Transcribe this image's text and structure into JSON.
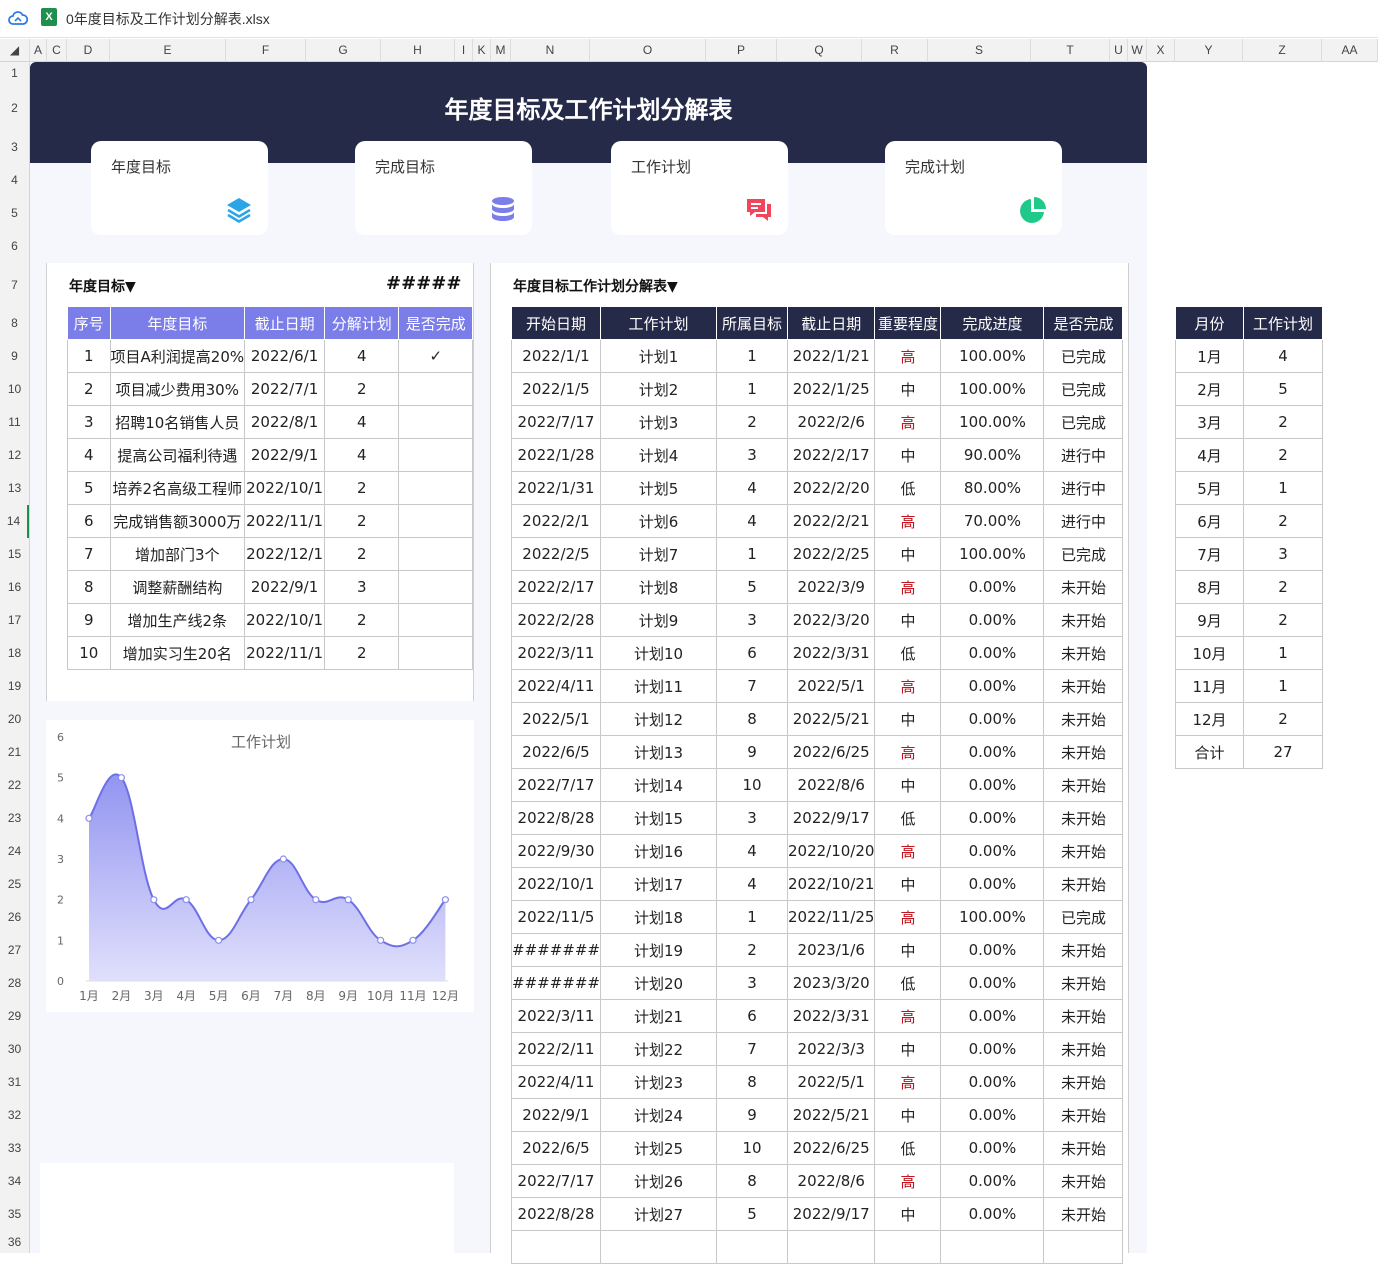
{
  "window": {
    "filename": "0年度目标及工作计划分解表.xlsx"
  },
  "columns": [
    "A",
    "C",
    "D",
    "E",
    "F",
    "G",
    "H",
    "I",
    "K",
    "M",
    "N",
    "O",
    "P",
    "Q",
    "R",
    "S",
    "T",
    "U",
    "W",
    "X",
    "Y",
    "Z",
    "AA"
  ],
  "rows": [
    "1",
    "2",
    "3",
    "4",
    "5",
    "6",
    "7",
    "8",
    "9",
    "10",
    "11",
    "12",
    "13",
    "14",
    "15",
    "16",
    "17",
    "18",
    "19",
    "20",
    "21",
    "22",
    "23",
    "24",
    "25",
    "26",
    "27",
    "28",
    "29",
    "30",
    "31",
    "32",
    "33",
    "34",
    "35",
    "36"
  ],
  "banner": {
    "title": "年度目标及工作计划分解表"
  },
  "cards": [
    {
      "label": "年度目标",
      "icon": "layers-icon",
      "color": "#2aa6e8"
    },
    {
      "label": "完成目标",
      "icon": "database-icon",
      "color": "#7b7de8"
    },
    {
      "label": "工作计划",
      "icon": "chat-icon",
      "color": "#f0455a"
    },
    {
      "label": "完成计划",
      "icon": "pie-icon",
      "color": "#1fc98a"
    }
  ],
  "goals": {
    "dropdown": "年度目标▼",
    "overflow": "#####",
    "headers": [
      "序号",
      "年度目标",
      "截止日期",
      "分解计划",
      "是否完成"
    ],
    "rows": [
      [
        "1",
        "项目A利润提高20%",
        "2022/6/1",
        "4",
        "✓"
      ],
      [
        "2",
        "项目减少费用30%",
        "2022/7/1",
        "2",
        ""
      ],
      [
        "3",
        "招聘10名销售人员",
        "2022/8/1",
        "4",
        ""
      ],
      [
        "4",
        "提高公司福利待遇",
        "2022/9/1",
        "4",
        ""
      ],
      [
        "5",
        "培养2名高级工程师",
        "2022/10/1",
        "2",
        ""
      ],
      [
        "6",
        "完成销售额3000万",
        "2022/11/1",
        "2",
        ""
      ],
      [
        "7",
        "增加部门3个",
        "2022/12/1",
        "2",
        ""
      ],
      [
        "8",
        "调整薪酬结构",
        "2022/9/1",
        "3",
        ""
      ],
      [
        "9",
        "增加生产线2条",
        "2022/10/1",
        "2",
        ""
      ],
      [
        "10",
        "增加实习生20名",
        "2022/11/1",
        "2",
        ""
      ]
    ]
  },
  "plans": {
    "dropdown": "年度目标工作计划分解表▼",
    "headers": [
      "开始日期",
      "工作计划",
      "所属目标",
      "截止日期",
      "重要程度",
      "完成进度",
      "是否完成"
    ],
    "rows": [
      [
        "2022/1/1",
        "计划1",
        "1",
        "2022/1/21",
        "高",
        "100.00%",
        "已完成"
      ],
      [
        "2022/1/5",
        "计划2",
        "1",
        "2022/1/25",
        "中",
        "100.00%",
        "已完成"
      ],
      [
        "2022/7/17",
        "计划3",
        "2",
        "2022/2/6",
        "高",
        "100.00%",
        "已完成"
      ],
      [
        "2022/1/28",
        "计划4",
        "3",
        "2022/2/17",
        "中",
        "90.00%",
        "进行中"
      ],
      [
        "2022/1/31",
        "计划5",
        "4",
        "2022/2/20",
        "低",
        "80.00%",
        "进行中"
      ],
      [
        "2022/2/1",
        "计划6",
        "4",
        "2022/2/21",
        "高",
        "70.00%",
        "进行中"
      ],
      [
        "2022/2/5",
        "计划7",
        "1",
        "2022/2/25",
        "中",
        "100.00%",
        "已完成"
      ],
      [
        "2022/2/17",
        "计划8",
        "5",
        "2022/3/9",
        "高",
        "0.00%",
        "未开始"
      ],
      [
        "2022/2/28",
        "计划9",
        "3",
        "2022/3/20",
        "中",
        "0.00%",
        "未开始"
      ],
      [
        "2022/3/11",
        "计划10",
        "6",
        "2022/3/31",
        "低",
        "0.00%",
        "未开始"
      ],
      [
        "2022/4/11",
        "计划11",
        "7",
        "2022/5/1",
        "高",
        "0.00%",
        "未开始"
      ],
      [
        "2022/5/1",
        "计划12",
        "8",
        "2022/5/21",
        "中",
        "0.00%",
        "未开始"
      ],
      [
        "2022/6/5",
        "计划13",
        "9",
        "2022/6/25",
        "高",
        "0.00%",
        "未开始"
      ],
      [
        "2022/7/17",
        "计划14",
        "10",
        "2022/8/6",
        "中",
        "0.00%",
        "未开始"
      ],
      [
        "2022/8/28",
        "计划15",
        "3",
        "2022/9/17",
        "低",
        "0.00%",
        "未开始"
      ],
      [
        "2022/9/30",
        "计划16",
        "4",
        "2022/10/20",
        "高",
        "0.00%",
        "未开始"
      ],
      [
        "2022/10/1",
        "计划17",
        "4",
        "2022/10/21",
        "中",
        "0.00%",
        "未开始"
      ],
      [
        "2022/11/5",
        "计划18",
        "1",
        "2022/11/25",
        "高",
        "100.00%",
        "已完成"
      ],
      [
        "#######",
        "计划19",
        "2",
        "2023/1/6",
        "中",
        "0.00%",
        "未开始"
      ],
      [
        "#######",
        "计划20",
        "3",
        "2023/3/20",
        "低",
        "0.00%",
        "未开始"
      ],
      [
        "2022/3/11",
        "计划21",
        "6",
        "2022/3/31",
        "高",
        "0.00%",
        "未开始"
      ],
      [
        "2022/2/11",
        "计划22",
        "7",
        "2022/3/3",
        "中",
        "0.00%",
        "未开始"
      ],
      [
        "2022/4/11",
        "计划23",
        "8",
        "2022/5/1",
        "高",
        "0.00%",
        "未开始"
      ],
      [
        "2022/9/1",
        "计划24",
        "9",
        "2022/5/21",
        "中",
        "0.00%",
        "未开始"
      ],
      [
        "2022/6/5",
        "计划25",
        "10",
        "2022/6/25",
        "低",
        "0.00%",
        "未开始"
      ],
      [
        "2022/7/17",
        "计划26",
        "8",
        "2022/8/6",
        "高",
        "0.00%",
        "未开始"
      ],
      [
        "2022/8/28",
        "计划27",
        "5",
        "2022/9/17",
        "中",
        "0.00%",
        "未开始"
      ]
    ]
  },
  "monthly": {
    "headers": [
      "月份",
      "工作计划"
    ],
    "rows": [
      [
        "1月",
        "4"
      ],
      [
        "2月",
        "5"
      ],
      [
        "3月",
        "2"
      ],
      [
        "4月",
        "2"
      ],
      [
        "5月",
        "1"
      ],
      [
        "6月",
        "2"
      ],
      [
        "7月",
        "3"
      ],
      [
        "8月",
        "2"
      ],
      [
        "9月",
        "2"
      ],
      [
        "10月",
        "1"
      ],
      [
        "11月",
        "1"
      ],
      [
        "12月",
        "2"
      ],
      [
        "合计",
        "27"
      ]
    ]
  },
  "chart_data": {
    "type": "area",
    "title": "工作计划",
    "categories": [
      "1月",
      "2月",
      "3月",
      "4月",
      "5月",
      "6月",
      "7月",
      "8月",
      "9月",
      "10月",
      "11月",
      "12月"
    ],
    "values": [
      4,
      5,
      2,
      2,
      1,
      2,
      3,
      2,
      2,
      1,
      1,
      2
    ],
    "ylim": [
      0,
      6
    ],
    "yticks": [
      "0",
      "1",
      "2",
      "3",
      "4",
      "5",
      "6"
    ],
    "color": "#7b7de8"
  }
}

▬▬▬▬▬▬▬▬▬▬

(WORK TO BE COMPLETED):
Select all lines with the word "color" from the entries above.

(EXPECTED ANSWER):
      "color": "#2aa6e8"
      "color": "#7b7de8"
      "color": "#f0455a"
      "color": "#1fc98a"
    "color": "#7b7de8"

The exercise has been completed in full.